*Exercise instructions:* Reproduce the lines of the material exactly, excluding every image.
+ + + + +
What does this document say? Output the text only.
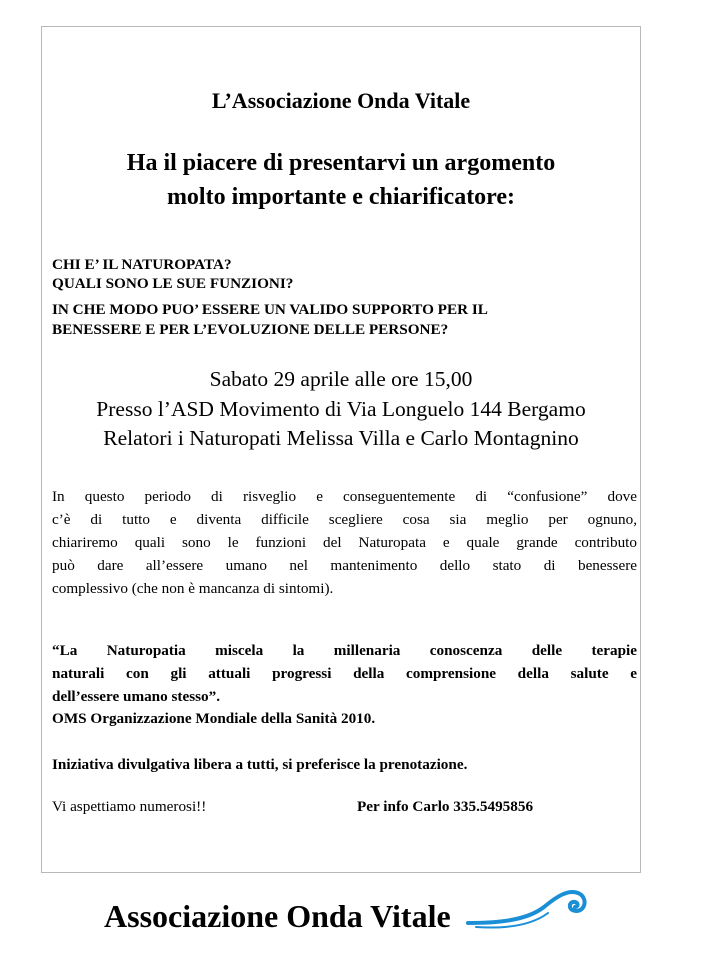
L’Associazione Onda Vitale

Ha il piacere di presentarvi un argomento

molto importante e chiarificatore:

CHI E’ IL NATUROPATA?

QUALI SONO LE SUE FUNZIONI?

IN CHE MODO PUO’ ESSERE UN VALIDO SUPPORTO PER IL

BENESSERE E PER L’EVOLUZIONE DELLE PERSONE?

Sabato 29 aprile alle ore 15,00

Presso l’ASD Movimento di Via Longuelo 144 Bergamo

Relatori i Naturopati Melissa Villa e Carlo Montagnino

In questo periodo di risveglio e conseguentemente di “confusione” dove
c’è di tutto e diventa difficile scegliere cosa sia meglio per ognuno,
chiariremo quali sono le funzioni del Naturopata e quale grande contributo
può dare all’essere umano nel mantenimento dello stato di benessere
complessivo (che non è mancanza di sintomi).
“La Naturopatia miscela la millenaria conoscenza delle terapie
naturali con gli attuali progressi della comprensione della salute e
dell’essere umano stesso”.

OMS Organizzazione Mondiale della Sanità 2010.

Iniziativa divulgativa libera a tutti, si preferisce la prenotazione.

Vi aspettiamo numerosi!!	Per info Carlo 335.5495856

Associazione Onda Vitale
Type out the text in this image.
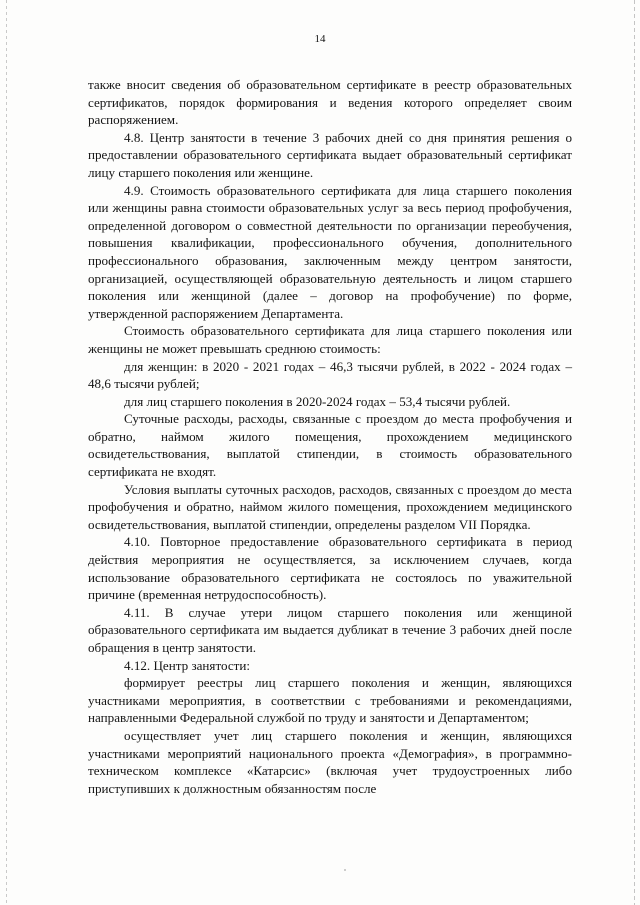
14

также вносит сведения об образовательном сертификате в реестр образовательных сертификатов, порядок формирования и ведения которого определяет своим распоряжением.

4.8. Центр занятости в течение 3 рабочих дней со дня принятия решения о предоставлении образовательного сертификата выдает образовательный сертификат лицу старшего поколения или женщине.

4.9. Стоимость образовательного сертификата для лица старшего поколения или женщины равна стоимости образовательных услуг за весь период профобучения, определенной договором о совместной деятельности по организации переобучения, повышения квалификации, профессионального обучения, дополнительного профессионального образования, заключенным между центром занятости, организацией, осуществляющей образовательную деятельность и лицом старшего поколения или женщиной (далее – договор на профобучение) по форме, утвержденной распоряжением Департамента.

Стоимость образовательного сертификата для лица старшего поколения или женщины не может превышать среднюю стоимость:

для женщин: в 2020 - 2021 годах – 46,3 тысячи рублей, в 2022 - 2024 годах – 48,6 тысячи рублей;

для лиц старшего поколения в 2020-2024 годах – 53,4 тысячи рублей.

Суточные расходы, расходы, связанные с проездом до места профобучения и обратно, наймом жилого помещения, прохождением медицинского освидетельствования, выплатой стипендии, в стоимость образовательного сертификата не входят.

Условия выплаты суточных расходов, расходов, связанных с проездом до места профобучения и обратно, наймом жилого помещения, прохождением медицинского освидетельствования, выплатой стипендии, определены разделом VII Порядка.

4.10. Повторное предоставление образовательного сертификата в период действия мероприятия не осуществляется, за исключением случаев, когда использование образовательного сертификата не состоялось по уважительной причине (временная нетрудоспособность).

4.11. В случае утери лицом старшего поколения или женщиной образовательного сертификата им выдается дубликат в течение 3 рабочих дней после обращения в центр занятости.

4.12. Центр занятости:

формирует реестры лиц старшего поколения и женщин, являющихся участниками мероприятия, в соответствии с требованиями и рекомендациями, направленными Федеральной службой по труду и занятости и Департаментом;

осуществляет учет лиц старшего поколения и женщин, являющихся участниками мероприятий национального проекта «Демография», в программно-техническом комплексе «Катарсис» (включая учет трудоустроенных либо приступивших к должностным обязанностям после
+ + + + +
*Complete output:*
What does this document say? Output the text only.
L’Associazione Onda Vitale

Ha il piacere di presentarvi un argomento

molto importante e chiarificatore:

CHI E’ IL NATUROPATA?

QUALI SONO LE SUE FUNZIONI?

IN CHE MODO PUO’ ESSERE UN VALIDO SUPPORTO PER IL

BENESSERE E PER L’EVOLUZIONE DELLE PERSONE?

Sabato 29 aprile alle ore 15,00

Presso l’ASD Movimento di Via Longuelo 144 Bergamo

Relatori i Naturopati Melissa Villa e Carlo Montagnino

In questo periodo di risveglio e conseguentemente di “confusione” dove
c’è di tutto e diventa difficile scegliere cosa sia meglio per ognuno,
chiariremo quali sono le funzioni del Naturopata e quale grande contributo
può dare all’essere umano nel mantenimento dello stato di benessere
complessivo (che non è mancanza di sintomi).
“La Naturopatia miscela la millenaria conoscenza delle terapie
naturali con gli attuali progressi della comprensione della salute e
dell’essere umano stesso”.

OMS Organizzazione Mondiale della Sanità 2010.

Iniziativa divulgativa libera a tutti, si preferisce la prenotazione.

Vi aspettiamo numerosi!!	Per info Carlo 335.5495856

Associazione Onda Vitale
Type out the text in this image.
14

также вносит сведения об образовательном сертификате в реестр образовательных сертификатов, порядок формирования и ведения которого определяет своим распоряжением.

4.8. Центр занятости в течение 3 рабочих дней со дня принятия решения о предоставлении образовательного сертификата выдает образовательный сертификат лицу старшего поколения или женщине.

4.9. Стоимость образовательного сертификата для лица старшего поколения или женщины равна стоимости образовательных услуг за весь период профобучения, определенной договором о совместной деятельности по организации переобучения, повышения квалификации, профессионального обучения, дополнительного профессионального образования, заключенным между центром занятости, организацией, осуществляющей образовательную деятельность и лицом старшего поколения или женщиной (далее – договор на профобучение) по форме, утвержденной распоряжением Департамента.

Стоимость образовательного сертификата для лица старшего поколения или женщины не может превышать среднюю стоимость:

для женщин: в 2020 - 2021 годах – 46,3 тысячи рублей, в 2022 - 2024 годах – 48,6 тысячи рублей;

для лиц старшего поколения в 2020-2024 годах – 53,4 тысячи рублей.

Суточные расходы, расходы, связанные с проездом до места профобучения и обратно, наймом жилого помещения, прохождением медицинского освидетельствования, выплатой стипендии, в стоимость образовательного сертификата не входят.

Условия выплаты суточных расходов, расходов, связанных с проездом до места профобучения и обратно, наймом жилого помещения, прохождением медицинского освидетельствования, выплатой стипендии, определены разделом VII Порядка.

4.10. Повторное предоставление образовательного сертификата в период действия мероприятия не осуществляется, за исключением случаев, когда использование образовательного сертификата не состоялось по уважительной причине (временная нетрудоспособность).

4.11. В случае утери лицом старшего поколения или женщиной образовательного сертификата им выдается дубликат в течение 3 рабочих дней после обращения в центр занятости.

4.12. Центр занятости:

формирует реестры лиц старшего поколения и женщин, являющихся участниками мероприятия, в соответствии с требованиями и рекомендациями, направленными Федеральной службой по труду и занятости и Департаментом;

осуществляет учет лиц старшего поколения и женщин, являющихся участниками мероприятий национального проекта «Демография», в программно-техническом комплексе «Катарсис» (включая учет трудоустроенных либо приступивших к должностным обязанностям после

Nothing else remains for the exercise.